Guest Post by Geoff Russell. Geoff recently released the popular book “Greenjacked! The derailing of environmental action on climate change“.
The Climate Council has a new report out. The Global Renewable Energy Boom: How Australia is missing out (GREB) is authored by Andrew Stock, Tim Flannery and Petra Stock. The lead author is listed on the Climate Council website as a “Non Executive Director of several ASX listed and unlisted companies in the energy sector, ranging from traditional energy suppliers to emerging energy technology companies.” He’s also a chemical engineer.
Page 6 of the report begins by claiming “Globally, renewable energy’s contribution to global capacity and generation has climbed steadily upwards (Table 1)”.
Here’s line 4 from Table 1 except that I’ve added a column in red for 1973 using data from the IEA:
The percentage isn’t so clearly “climbing steadily upwards” now is it?
This table is one of a number carefully chosen or designed to enhance the images of wind and solar power and to misleadingly exaggerate their ability to prevent further destabilisation of the climate.
Page 8 follows with a claim in a large red font: “Global wind and solar capacity is growing exponentially”. This is accompanied by a graph which I’ve repeated here; but with a few annotations … in black. I’ll discuss them later.
Who think the graph supports the claim? It doesn’t. Exponential growth, by definition is growth with a regular doubling time, not regular increments … big difference! Growing exponentially is pretty easy for something trivially small, but it soon becomes hard and the graph shows clearly that both wind and solar are now only growing linearly; after about 2010 for solar PV and 2008 for wind.
The lead author is an engineer, so why call something exponential growth when it isn’t?

__________

| WHAT TO WORK ON |
Rewrite the guest post from the words "This table is" through "2008 for wind.", swapping each "graph" for "chart".

__________

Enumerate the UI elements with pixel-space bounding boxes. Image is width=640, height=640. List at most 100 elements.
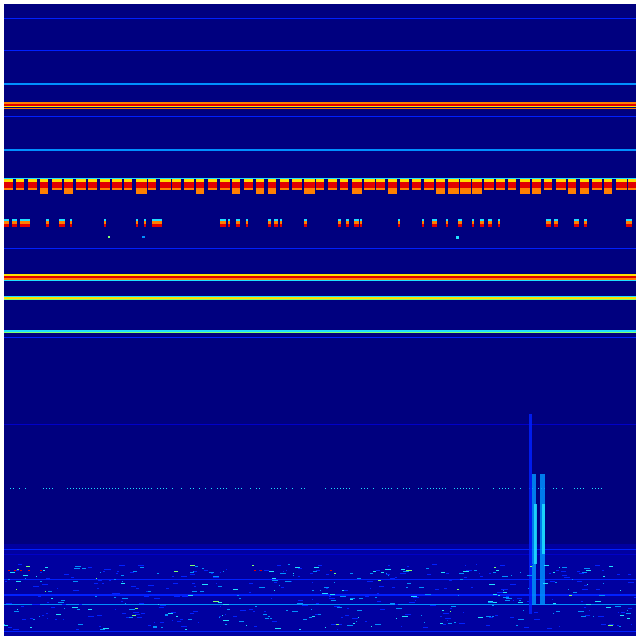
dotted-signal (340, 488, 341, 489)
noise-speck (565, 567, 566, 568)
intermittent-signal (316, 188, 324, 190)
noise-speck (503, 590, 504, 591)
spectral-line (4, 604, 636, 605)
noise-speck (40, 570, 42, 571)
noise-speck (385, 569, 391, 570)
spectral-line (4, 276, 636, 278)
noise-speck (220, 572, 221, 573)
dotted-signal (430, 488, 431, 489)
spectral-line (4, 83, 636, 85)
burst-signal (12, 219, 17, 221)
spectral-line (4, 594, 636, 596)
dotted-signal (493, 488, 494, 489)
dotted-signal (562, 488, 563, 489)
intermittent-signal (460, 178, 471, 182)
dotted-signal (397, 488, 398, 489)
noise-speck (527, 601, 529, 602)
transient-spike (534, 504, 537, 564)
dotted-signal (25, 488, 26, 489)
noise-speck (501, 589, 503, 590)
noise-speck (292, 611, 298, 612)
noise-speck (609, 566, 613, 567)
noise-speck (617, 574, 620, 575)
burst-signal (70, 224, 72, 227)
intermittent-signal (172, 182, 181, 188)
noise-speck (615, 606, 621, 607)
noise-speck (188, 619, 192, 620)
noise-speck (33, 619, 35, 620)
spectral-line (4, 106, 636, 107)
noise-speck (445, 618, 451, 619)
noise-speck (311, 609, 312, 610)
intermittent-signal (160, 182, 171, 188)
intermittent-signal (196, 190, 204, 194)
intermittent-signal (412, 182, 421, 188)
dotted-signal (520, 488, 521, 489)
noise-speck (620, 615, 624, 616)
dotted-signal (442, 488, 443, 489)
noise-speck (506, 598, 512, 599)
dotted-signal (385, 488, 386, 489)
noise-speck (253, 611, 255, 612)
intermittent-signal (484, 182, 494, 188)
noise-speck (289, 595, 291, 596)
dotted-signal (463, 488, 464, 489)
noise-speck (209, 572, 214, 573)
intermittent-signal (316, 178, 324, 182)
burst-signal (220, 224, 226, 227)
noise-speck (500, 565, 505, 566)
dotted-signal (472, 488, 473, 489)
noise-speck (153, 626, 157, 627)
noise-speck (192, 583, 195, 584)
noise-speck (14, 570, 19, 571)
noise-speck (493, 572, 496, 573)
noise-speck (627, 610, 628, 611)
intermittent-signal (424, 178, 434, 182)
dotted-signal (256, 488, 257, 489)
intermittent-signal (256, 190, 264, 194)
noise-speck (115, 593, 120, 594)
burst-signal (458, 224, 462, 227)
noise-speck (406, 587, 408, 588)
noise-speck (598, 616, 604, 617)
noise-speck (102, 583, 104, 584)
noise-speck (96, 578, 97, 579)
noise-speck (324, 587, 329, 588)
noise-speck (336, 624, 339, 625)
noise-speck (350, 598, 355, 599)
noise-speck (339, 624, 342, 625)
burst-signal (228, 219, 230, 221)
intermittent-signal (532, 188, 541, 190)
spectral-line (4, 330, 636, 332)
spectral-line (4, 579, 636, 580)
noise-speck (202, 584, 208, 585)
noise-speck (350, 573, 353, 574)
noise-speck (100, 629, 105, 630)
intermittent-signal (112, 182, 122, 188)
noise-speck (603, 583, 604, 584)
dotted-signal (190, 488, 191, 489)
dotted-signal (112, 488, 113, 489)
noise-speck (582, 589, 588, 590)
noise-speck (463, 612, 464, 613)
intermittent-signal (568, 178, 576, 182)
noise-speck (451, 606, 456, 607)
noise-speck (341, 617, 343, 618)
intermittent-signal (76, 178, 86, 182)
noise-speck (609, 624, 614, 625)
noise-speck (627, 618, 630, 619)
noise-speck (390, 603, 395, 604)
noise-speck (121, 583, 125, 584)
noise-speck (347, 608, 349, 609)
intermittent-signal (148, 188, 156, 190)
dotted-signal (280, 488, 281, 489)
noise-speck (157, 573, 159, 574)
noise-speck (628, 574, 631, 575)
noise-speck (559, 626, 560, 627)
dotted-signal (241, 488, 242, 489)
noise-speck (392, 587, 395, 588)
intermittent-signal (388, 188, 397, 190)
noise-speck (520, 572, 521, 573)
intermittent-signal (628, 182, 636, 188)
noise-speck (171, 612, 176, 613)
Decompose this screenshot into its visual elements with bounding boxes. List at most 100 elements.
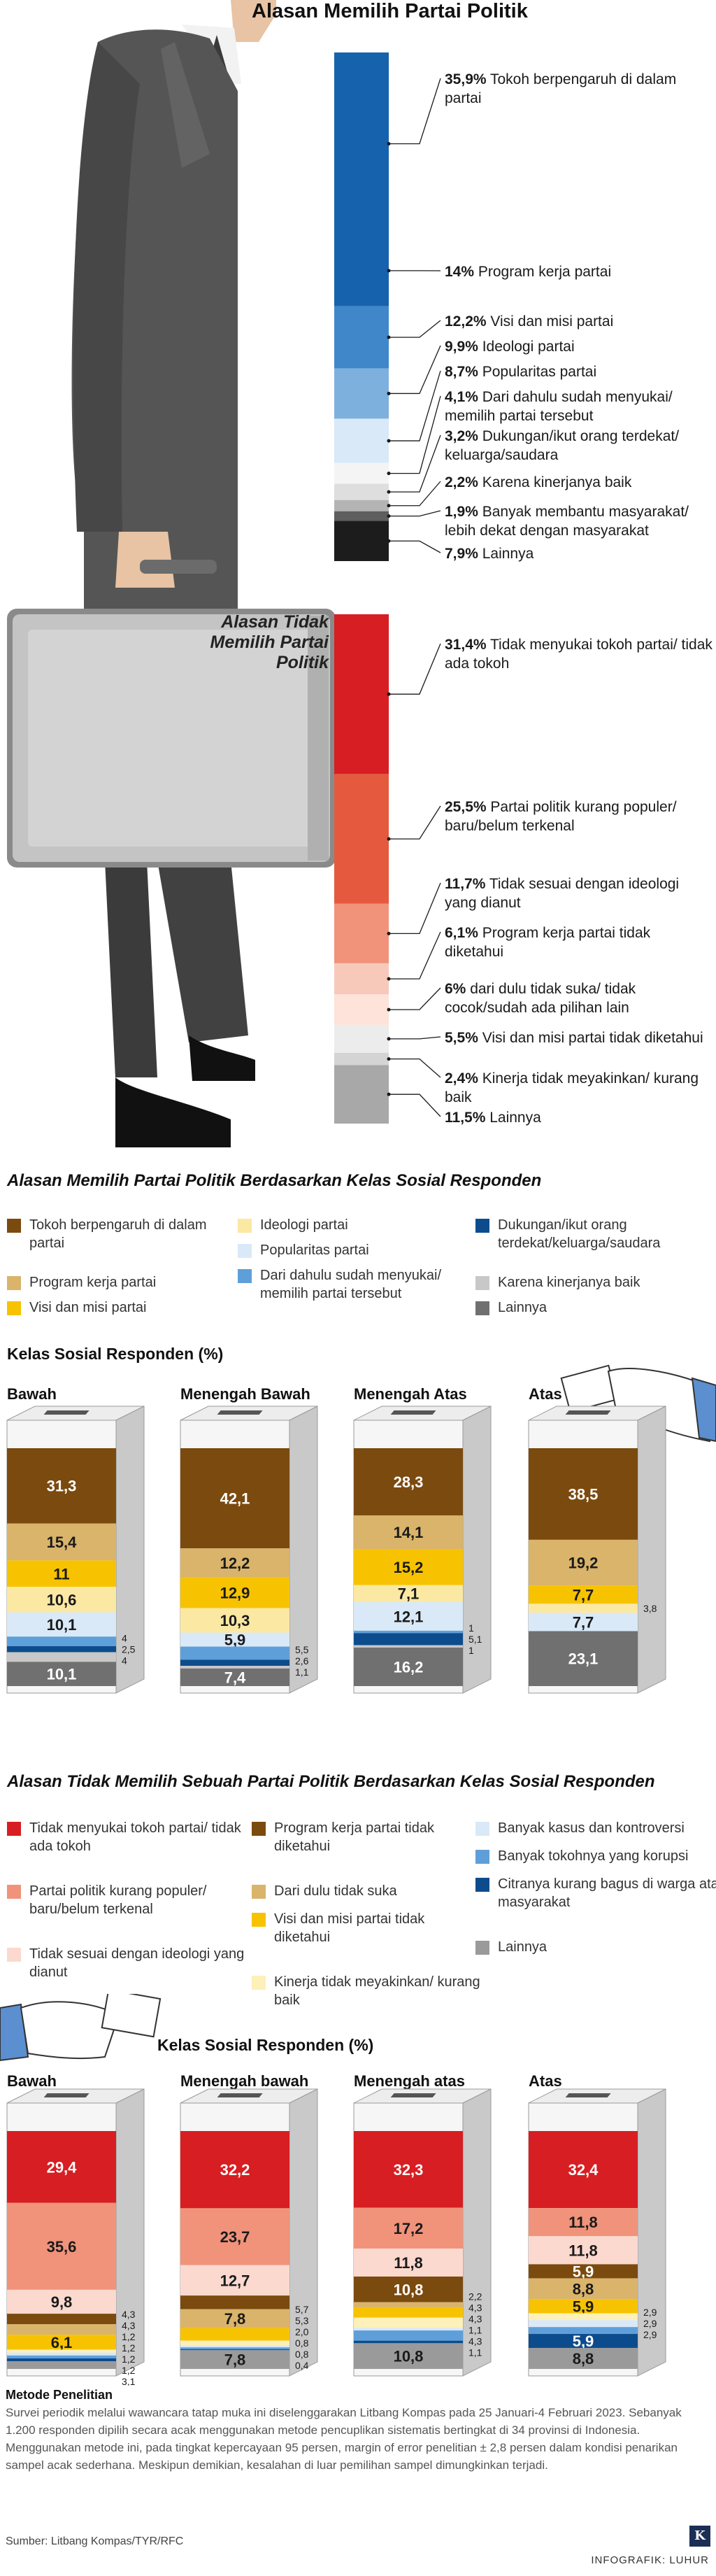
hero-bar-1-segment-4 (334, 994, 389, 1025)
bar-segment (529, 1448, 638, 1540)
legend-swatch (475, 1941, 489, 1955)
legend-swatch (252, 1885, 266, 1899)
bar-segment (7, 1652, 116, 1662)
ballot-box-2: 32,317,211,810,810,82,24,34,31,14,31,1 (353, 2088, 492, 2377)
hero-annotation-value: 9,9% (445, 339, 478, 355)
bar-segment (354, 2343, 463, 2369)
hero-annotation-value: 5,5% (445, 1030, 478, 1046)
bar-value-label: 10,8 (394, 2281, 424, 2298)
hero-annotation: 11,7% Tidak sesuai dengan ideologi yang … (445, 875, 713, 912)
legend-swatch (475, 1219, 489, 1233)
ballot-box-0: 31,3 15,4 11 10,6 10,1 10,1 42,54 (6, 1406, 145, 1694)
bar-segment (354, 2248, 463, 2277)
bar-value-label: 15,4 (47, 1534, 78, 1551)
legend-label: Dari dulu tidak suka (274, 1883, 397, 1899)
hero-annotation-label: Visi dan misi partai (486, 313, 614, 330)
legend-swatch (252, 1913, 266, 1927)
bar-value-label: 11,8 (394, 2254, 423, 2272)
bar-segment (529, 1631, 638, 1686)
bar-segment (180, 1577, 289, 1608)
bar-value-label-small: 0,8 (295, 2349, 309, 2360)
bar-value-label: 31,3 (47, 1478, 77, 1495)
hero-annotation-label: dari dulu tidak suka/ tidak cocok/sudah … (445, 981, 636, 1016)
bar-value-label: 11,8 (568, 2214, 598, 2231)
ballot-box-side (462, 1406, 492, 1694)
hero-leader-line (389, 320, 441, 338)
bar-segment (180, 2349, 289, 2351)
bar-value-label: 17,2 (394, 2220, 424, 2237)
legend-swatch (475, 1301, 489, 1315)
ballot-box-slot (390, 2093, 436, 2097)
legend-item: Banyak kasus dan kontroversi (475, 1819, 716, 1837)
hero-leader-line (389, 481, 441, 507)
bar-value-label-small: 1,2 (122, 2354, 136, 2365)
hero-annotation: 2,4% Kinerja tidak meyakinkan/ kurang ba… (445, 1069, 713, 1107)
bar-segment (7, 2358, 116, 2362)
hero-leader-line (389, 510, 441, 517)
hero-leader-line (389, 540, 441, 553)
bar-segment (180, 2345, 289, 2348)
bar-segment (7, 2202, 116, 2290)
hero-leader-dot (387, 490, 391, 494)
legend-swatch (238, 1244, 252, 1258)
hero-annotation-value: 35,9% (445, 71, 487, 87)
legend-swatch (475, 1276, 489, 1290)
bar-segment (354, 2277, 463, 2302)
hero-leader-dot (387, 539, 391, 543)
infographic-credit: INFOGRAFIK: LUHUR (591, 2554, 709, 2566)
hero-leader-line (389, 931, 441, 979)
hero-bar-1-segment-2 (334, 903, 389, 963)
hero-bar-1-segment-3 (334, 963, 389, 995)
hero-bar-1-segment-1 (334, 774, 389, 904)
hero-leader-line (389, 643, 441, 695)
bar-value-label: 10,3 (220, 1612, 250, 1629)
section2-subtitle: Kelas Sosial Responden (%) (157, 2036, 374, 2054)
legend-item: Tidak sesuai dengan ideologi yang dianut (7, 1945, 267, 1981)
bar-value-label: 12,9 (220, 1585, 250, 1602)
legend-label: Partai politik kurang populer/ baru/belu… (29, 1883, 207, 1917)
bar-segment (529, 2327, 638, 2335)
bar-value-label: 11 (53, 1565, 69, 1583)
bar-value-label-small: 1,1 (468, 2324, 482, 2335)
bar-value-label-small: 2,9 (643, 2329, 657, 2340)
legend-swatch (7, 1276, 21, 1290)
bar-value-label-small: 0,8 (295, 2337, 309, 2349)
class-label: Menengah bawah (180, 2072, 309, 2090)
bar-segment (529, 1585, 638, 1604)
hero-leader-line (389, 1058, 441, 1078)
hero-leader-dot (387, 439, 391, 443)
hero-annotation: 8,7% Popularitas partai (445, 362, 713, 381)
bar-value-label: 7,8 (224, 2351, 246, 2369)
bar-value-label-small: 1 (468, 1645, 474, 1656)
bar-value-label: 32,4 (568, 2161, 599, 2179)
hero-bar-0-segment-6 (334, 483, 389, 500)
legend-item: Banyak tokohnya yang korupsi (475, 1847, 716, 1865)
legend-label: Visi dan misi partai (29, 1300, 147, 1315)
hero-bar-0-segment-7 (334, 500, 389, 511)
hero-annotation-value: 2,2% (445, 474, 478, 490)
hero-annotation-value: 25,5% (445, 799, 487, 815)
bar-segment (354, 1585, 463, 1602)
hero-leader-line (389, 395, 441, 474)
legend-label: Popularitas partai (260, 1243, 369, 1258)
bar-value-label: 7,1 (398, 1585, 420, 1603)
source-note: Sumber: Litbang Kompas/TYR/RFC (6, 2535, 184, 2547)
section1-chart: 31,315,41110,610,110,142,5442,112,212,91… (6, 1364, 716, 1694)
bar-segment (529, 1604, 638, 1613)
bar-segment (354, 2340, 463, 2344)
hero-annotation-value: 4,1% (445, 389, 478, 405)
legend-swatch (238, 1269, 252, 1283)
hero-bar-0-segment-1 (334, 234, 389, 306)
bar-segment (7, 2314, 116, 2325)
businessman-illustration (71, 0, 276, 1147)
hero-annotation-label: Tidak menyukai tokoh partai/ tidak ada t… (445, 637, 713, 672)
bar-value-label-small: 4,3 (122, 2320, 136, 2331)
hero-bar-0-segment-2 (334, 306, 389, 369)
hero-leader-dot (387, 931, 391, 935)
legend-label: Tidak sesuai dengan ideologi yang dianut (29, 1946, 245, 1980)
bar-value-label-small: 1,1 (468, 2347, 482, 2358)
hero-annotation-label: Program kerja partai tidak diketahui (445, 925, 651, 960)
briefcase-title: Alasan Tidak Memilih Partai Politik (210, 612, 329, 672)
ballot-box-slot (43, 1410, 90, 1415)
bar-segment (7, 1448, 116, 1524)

__________

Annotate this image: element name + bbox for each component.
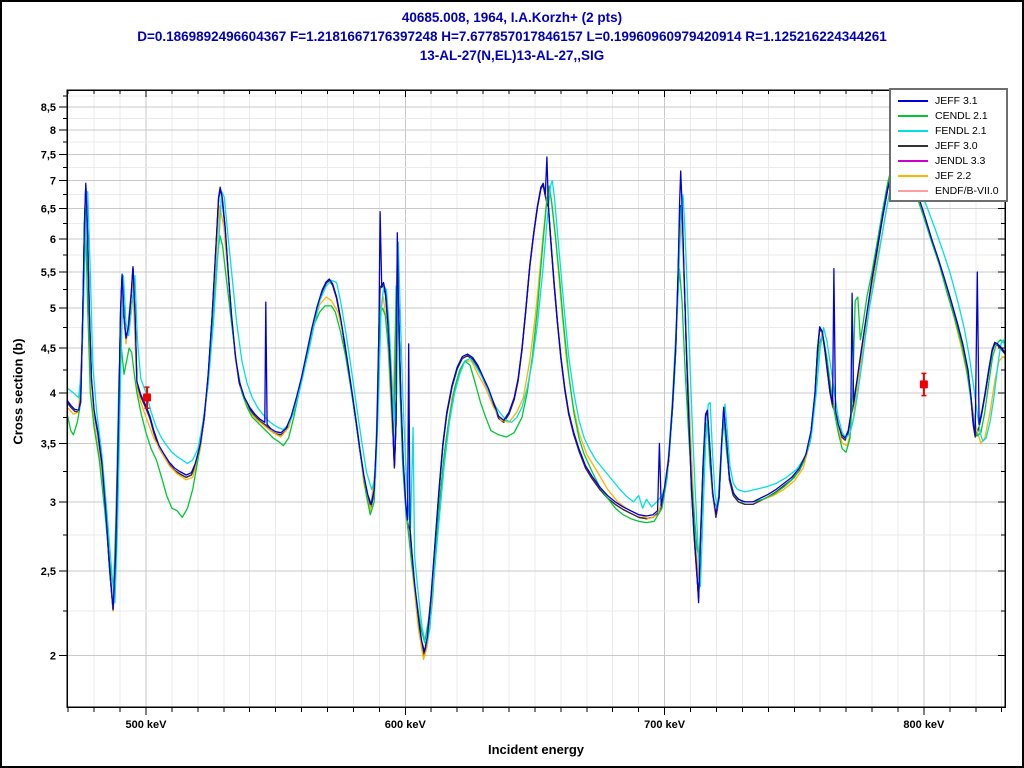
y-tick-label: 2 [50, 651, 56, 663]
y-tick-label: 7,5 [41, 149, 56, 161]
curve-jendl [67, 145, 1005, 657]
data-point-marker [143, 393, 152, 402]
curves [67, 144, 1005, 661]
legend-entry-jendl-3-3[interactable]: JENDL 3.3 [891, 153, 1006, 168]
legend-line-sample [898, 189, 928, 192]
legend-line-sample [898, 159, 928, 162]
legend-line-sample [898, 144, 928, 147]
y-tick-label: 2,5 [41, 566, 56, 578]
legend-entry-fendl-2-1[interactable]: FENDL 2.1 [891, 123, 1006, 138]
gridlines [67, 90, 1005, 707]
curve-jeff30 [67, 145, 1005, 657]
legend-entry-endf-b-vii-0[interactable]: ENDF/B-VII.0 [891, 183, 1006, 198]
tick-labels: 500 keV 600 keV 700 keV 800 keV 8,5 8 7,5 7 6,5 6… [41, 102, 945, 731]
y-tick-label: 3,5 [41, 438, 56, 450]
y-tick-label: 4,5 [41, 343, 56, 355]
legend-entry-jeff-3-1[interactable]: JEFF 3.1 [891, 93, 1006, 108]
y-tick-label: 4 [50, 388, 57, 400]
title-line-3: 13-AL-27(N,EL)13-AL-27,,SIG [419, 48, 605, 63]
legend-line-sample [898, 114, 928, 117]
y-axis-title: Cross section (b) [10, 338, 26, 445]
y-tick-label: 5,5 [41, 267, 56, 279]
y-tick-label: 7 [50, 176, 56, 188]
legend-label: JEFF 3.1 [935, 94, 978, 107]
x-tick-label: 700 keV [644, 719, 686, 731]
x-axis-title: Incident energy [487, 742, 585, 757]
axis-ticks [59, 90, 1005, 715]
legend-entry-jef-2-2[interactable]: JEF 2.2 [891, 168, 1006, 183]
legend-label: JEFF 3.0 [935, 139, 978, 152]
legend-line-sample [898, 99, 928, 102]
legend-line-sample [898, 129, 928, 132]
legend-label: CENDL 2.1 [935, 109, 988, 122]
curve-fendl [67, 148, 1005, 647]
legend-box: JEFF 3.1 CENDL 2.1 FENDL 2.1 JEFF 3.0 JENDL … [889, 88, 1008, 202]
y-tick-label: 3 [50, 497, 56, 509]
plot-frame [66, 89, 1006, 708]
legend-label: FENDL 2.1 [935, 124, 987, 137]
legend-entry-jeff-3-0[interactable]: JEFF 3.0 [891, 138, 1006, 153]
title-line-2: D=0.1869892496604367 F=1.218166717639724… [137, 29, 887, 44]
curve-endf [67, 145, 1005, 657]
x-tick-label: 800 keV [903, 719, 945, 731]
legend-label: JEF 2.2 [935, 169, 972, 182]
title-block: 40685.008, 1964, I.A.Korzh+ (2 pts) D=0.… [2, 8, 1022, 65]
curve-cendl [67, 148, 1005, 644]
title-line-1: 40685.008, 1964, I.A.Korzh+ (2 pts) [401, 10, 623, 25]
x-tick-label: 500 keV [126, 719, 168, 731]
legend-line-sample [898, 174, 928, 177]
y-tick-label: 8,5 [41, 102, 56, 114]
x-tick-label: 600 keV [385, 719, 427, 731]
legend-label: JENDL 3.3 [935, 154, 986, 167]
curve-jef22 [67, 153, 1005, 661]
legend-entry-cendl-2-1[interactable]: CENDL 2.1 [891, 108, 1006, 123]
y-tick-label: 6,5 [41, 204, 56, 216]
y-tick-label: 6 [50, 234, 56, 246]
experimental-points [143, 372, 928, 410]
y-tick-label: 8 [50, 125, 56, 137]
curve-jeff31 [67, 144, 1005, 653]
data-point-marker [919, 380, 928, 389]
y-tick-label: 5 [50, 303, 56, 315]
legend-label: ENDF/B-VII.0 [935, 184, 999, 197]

__________

| WRITTEN REPLY |
This table is one of a number carefully chosen or designed to enhance the images of wind and solar power and to misleadingly exaggerate their ability to prevent further destabilisation of the climate.
Page 8 follows with a claim in a large red font: “Global wind and solar capacity is growing exponentially”. This is accompanied by a chart which I’ve repeated here; but with a few annotations … in black. I’ll discuss them later.
Who think the chart supports the claim? It doesn’t. Exponential growth, by definition is growth with a regular doubling time, not regular increments … big difference! Growing exponentially is pretty easy for something trivially small, but it soon becomes hard and the chart shows clearly that both wind and solar are now only growing linearly; after about 2010 for solar PV and 2008 for wind.